## To be done
Omit all pictures. Copy the rest of the material exactly.

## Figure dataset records
------

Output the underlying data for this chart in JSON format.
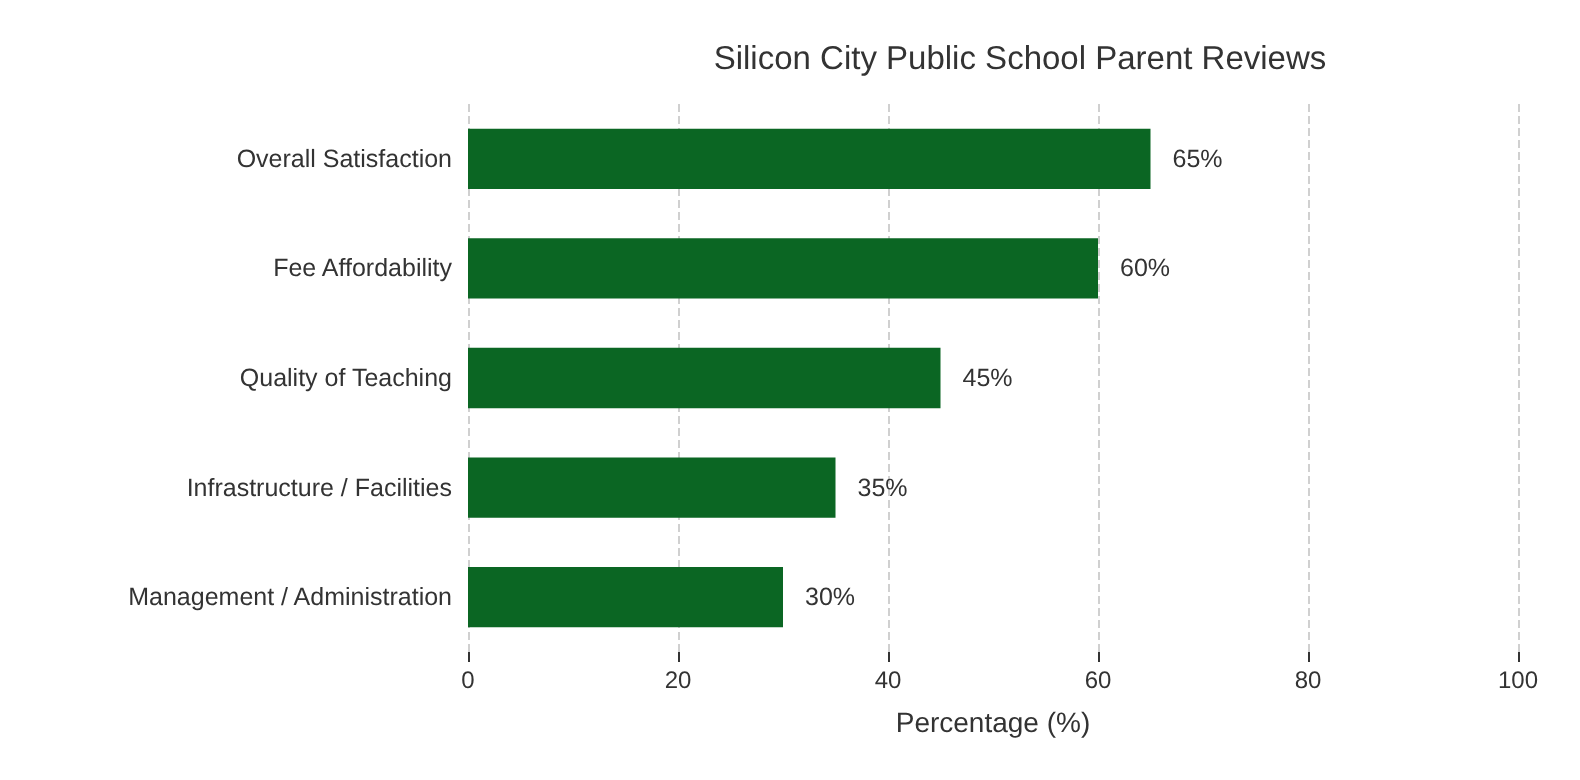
{
  "chart_data": {
    "type": "bar",
    "orientation": "horizontal",
    "title": "Silicon City Public School Parent Reviews",
    "xlabel": "Percentage (%)",
    "categories": [
      "Overall Satisfaction",
      "Fee Affordability",
      "Quality of Teaching",
      "Infrastructure / Facilities",
      "Management / Administration"
    ],
    "values": [
      65,
      60,
      45,
      35,
      30
    ],
    "value_labels": [
      "65%",
      "60%",
      "45%",
      "35%",
      "30%"
    ],
    "color": "#0b6623",
    "xlim": [
      0,
      100
    ],
    "xticks": [
      0,
      20,
      40,
      60,
      80,
      100
    ],
    "grid": "x"
  }
}
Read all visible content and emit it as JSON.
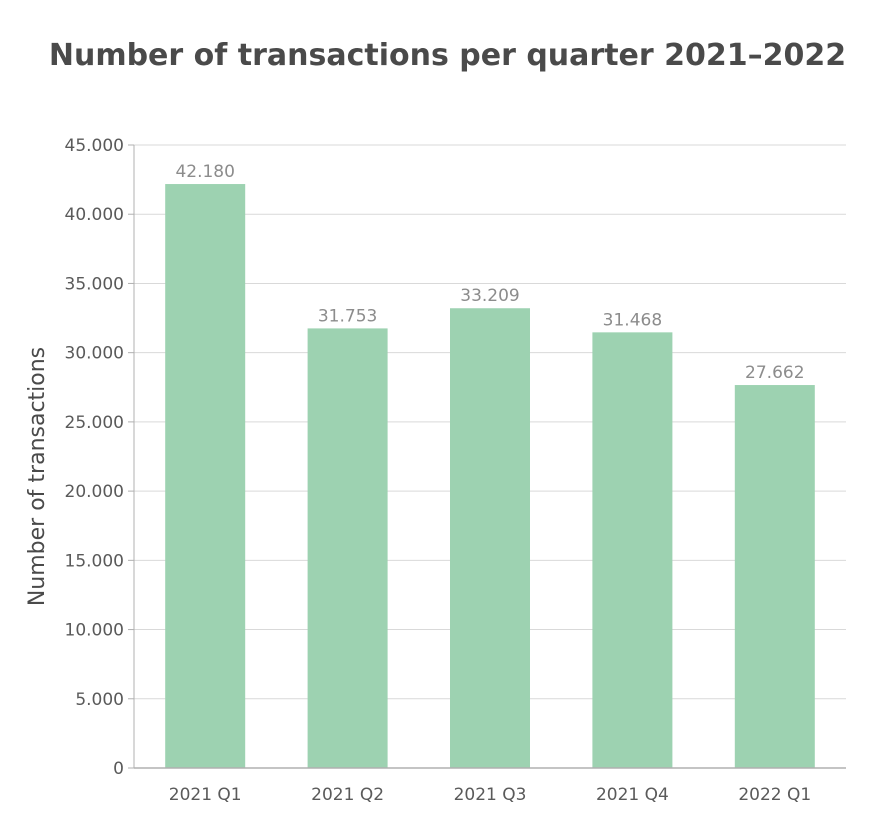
{
  "chart_data": {
    "type": "bar",
    "title": "Number of transactions per quarter 2021–2022",
    "xlabel": "",
    "ylabel": "Number of transactions",
    "categories": [
      "2021 Q1",
      "2021 Q2",
      "2021 Q3",
      "2021 Q4",
      "2022 Q1"
    ],
    "values": [
      42180,
      31753,
      33209,
      31468,
      27662
    ],
    "value_labels": [
      "42.180",
      "31.753",
      "33.209",
      "31.468",
      "27.662"
    ],
    "ylim": [
      0,
      45000
    ],
    "yticks": [
      0,
      5000,
      10000,
      15000,
      20000,
      25000,
      30000,
      35000,
      40000,
      45000
    ],
    "ytick_labels": [
      "0",
      "5.000",
      "10.000",
      "15.000",
      "20.000",
      "25.000",
      "30.000",
      "35.000",
      "40.000",
      "45.000"
    ],
    "grid": true,
    "legend": "none",
    "bar_color": "#9dd2b1",
    "grid_color": "#d9d9d9",
    "axis_color": "#b0b0b0"
  }
}
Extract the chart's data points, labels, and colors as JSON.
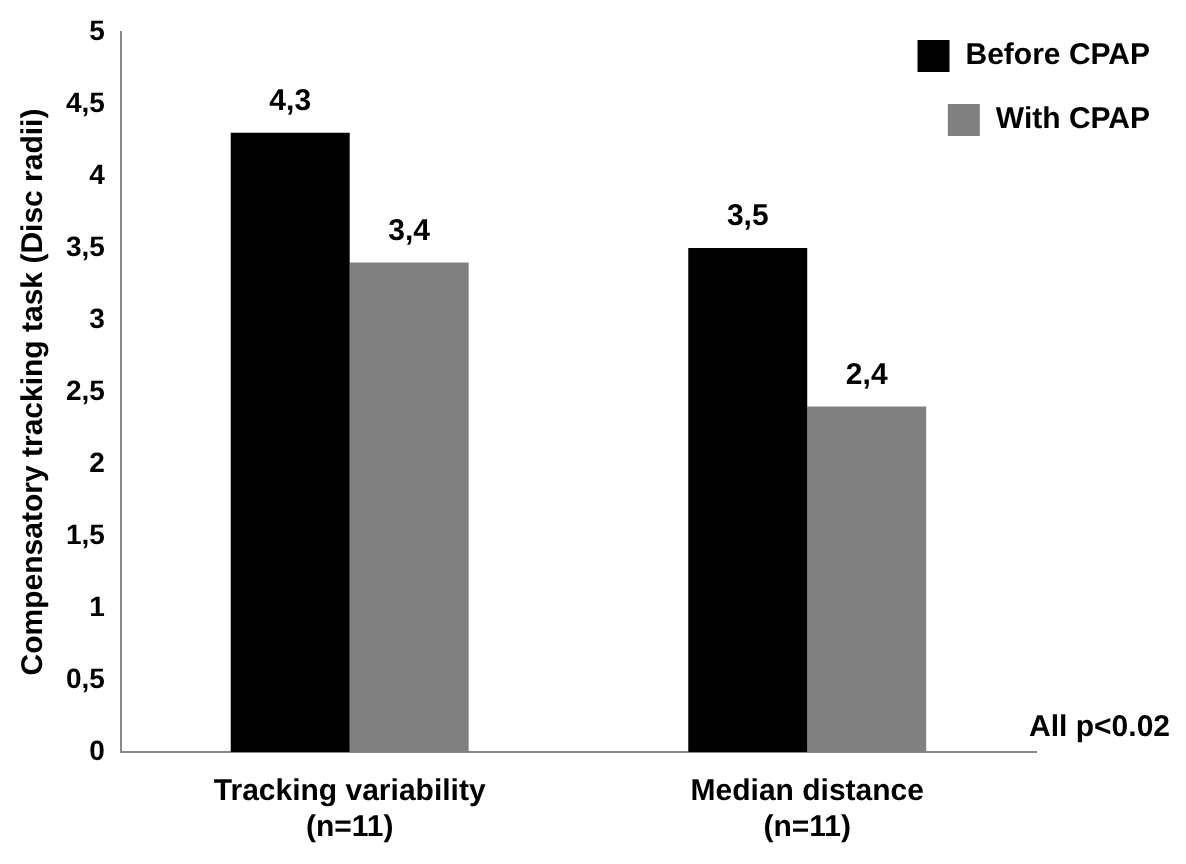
{
  "chart_data": {
    "type": "bar",
    "ylabel": "Compensatory tracking task (Disc radii)",
    "categories": [
      "Tracking variability\n(n=11)",
      "Median distance\n(n=11)"
    ],
    "series": [
      {
        "name": "Before CPAP",
        "color": "#000000",
        "values": [
          4.3,
          3.5
        ],
        "value_labels": [
          "4,3",
          "3,5"
        ]
      },
      {
        "name": "With CPAP",
        "color": "#808080",
        "values": [
          3.4,
          2.4
        ],
        "value_labels": [
          "3,4",
          "2,4"
        ]
      }
    ],
    "ylim": [
      0,
      5
    ],
    "yticks": [
      0,
      {
        "value": 0.5,
        "label": "0,5"
      },
      1,
      {
        "value": 1.5,
        "label": "1,5"
      },
      2,
      {
        "value": 2.5,
        "label": "2,5"
      },
      3,
      {
        "value": 3.5,
        "label": "3,5"
      },
      4,
      {
        "value": 4.5,
        "label": "4,5"
      },
      5
    ],
    "grid": false,
    "legend": "top right",
    "annotations": [
      "All p<0.02"
    ]
  }
}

------

## Solution to the exercise
Output the underlying data for this chart in JSON format.
{
  "chart_data": {
    "type": "bar",
    "orientation": "horizontal",
    "title": "Silicon City Public School Parent Reviews",
    "xlabel": "Percentage (%)",
    "categories": [
      "Overall Satisfaction",
      "Fee Affordability",
      "Quality of Teaching",
      "Infrastructure / Facilities",
      "Management / Administration"
    ],
    "values": [
      65,
      60,
      45,
      35,
      30
    ],
    "value_labels": [
      "65%",
      "60%",
      "45%",
      "35%",
      "30%"
    ],
    "color": "#0b6623",
    "xlim": [
      0,
      100
    ],
    "xticks": [
      0,
      20,
      40,
      60,
      80,
      100
    ],
    "grid": "x"
  }
}
Read all visible content and emit it as JSON.
{
  "chart_data": {
    "type": "bar",
    "title": "Number of transactions per quarter 2021–2022",
    "xlabel": "",
    "ylabel": "Number of transactions",
    "categories": [
      "2021 Q1",
      "2021 Q2",
      "2021 Q3",
      "2021 Q4",
      "2022 Q1"
    ],
    "values": [
      42180,
      31753,
      33209,
      31468,
      27662
    ],
    "value_labels": [
      "42.180",
      "31.753",
      "33.209",
      "31.468",
      "27.662"
    ],
    "ylim": [
      0,
      45000
    ],
    "yticks": [
      0,
      5000,
      10000,
      15000,
      20000,
      25000,
      30000,
      35000,
      40000,
      45000
    ],
    "ytick_labels": [
      "0",
      "5.000",
      "10.000",
      "15.000",
      "20.000",
      "25.000",
      "30.000",
      "35.000",
      "40.000",
      "45.000"
    ],
    "grid": true,
    "legend": "none",
    "bar_color": "#9dd2b1",
    "grid_color": "#d9d9d9",
    "axis_color": "#b0b0b0"
  }
}
Extract the chart's data points, labels, and colors as JSON.
{
  "chart_data": {
    "type": "bar",
    "ylabel": "Compensatory tracking task (Disc radii)",
    "categories": [
      "Tracking variability\n(n=11)",
      "Median distance\n(n=11)"
    ],
    "series": [
      {
        "name": "Before CPAP",
        "color": "#000000",
        "values": [
          4.3,
          3.5
        ],
        "value_labels": [
          "4,3",
          "3,5"
        ]
      },
      {
        "name": "With CPAP",
        "color": "#808080",
        "values": [
          3.4,
          2.4
        ],
        "value_labels": [
          "3,4",
          "2,4"
        ]
      }
    ],
    "ylim": [
      0,
      5
    ],
    "yticks": [
      0,
      {
        "value": 0.5,
        "label": "0,5"
      },
      1,
      {
        "value": 1.5,
        "label": "1,5"
      },
      2,
      {
        "value": 2.5,
        "label": "2,5"
      },
      3,
      {
        "value": 3.5,
        "label": "3,5"
      },
      4,
      {
        "value": 4.5,
        "label": "4,5"
      },
      5
    ],
    "grid": false,
    "legend": "top right",
    "annotations": [
      "All p<0.02"
    ]
  }
}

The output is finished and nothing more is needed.